▸ **Material provided**

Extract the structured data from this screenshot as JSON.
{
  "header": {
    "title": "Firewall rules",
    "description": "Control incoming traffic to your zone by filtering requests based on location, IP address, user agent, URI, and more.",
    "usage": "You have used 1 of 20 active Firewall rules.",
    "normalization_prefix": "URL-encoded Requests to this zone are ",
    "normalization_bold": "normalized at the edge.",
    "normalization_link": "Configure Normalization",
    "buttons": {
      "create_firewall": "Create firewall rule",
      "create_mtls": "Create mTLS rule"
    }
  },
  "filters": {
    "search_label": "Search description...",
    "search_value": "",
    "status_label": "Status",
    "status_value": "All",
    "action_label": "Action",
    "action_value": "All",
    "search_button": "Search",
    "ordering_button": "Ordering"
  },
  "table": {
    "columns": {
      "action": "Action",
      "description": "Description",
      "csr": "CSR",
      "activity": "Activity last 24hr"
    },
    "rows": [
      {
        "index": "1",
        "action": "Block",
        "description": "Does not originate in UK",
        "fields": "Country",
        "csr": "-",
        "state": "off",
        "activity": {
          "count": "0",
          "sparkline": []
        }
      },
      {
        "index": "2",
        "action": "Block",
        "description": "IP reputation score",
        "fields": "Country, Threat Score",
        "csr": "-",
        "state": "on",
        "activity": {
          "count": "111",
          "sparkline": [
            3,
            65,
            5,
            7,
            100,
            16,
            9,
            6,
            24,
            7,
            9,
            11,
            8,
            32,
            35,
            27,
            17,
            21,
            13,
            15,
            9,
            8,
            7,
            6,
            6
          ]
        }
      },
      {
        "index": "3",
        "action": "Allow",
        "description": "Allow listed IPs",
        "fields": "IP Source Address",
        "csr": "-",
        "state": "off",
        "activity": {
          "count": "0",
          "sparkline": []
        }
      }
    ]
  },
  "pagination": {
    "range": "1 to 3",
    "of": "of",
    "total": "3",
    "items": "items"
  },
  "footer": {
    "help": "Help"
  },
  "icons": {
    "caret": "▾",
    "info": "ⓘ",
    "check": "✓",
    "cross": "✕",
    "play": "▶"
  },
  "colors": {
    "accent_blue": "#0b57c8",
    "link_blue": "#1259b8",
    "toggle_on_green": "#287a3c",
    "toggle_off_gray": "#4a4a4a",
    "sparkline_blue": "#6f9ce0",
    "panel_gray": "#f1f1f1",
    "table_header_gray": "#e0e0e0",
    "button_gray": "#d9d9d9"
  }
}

▸ **What to work on**
Search the lines for the string "zone" and copy every line that has it.

▸ **Solution to this problem**
    "description": "Control incoming traffic to your zone by filtering requests based on location, IP address, user agent, URI, and more.",
    "normalization_prefix": "URL-encoded Requests to this zone are ",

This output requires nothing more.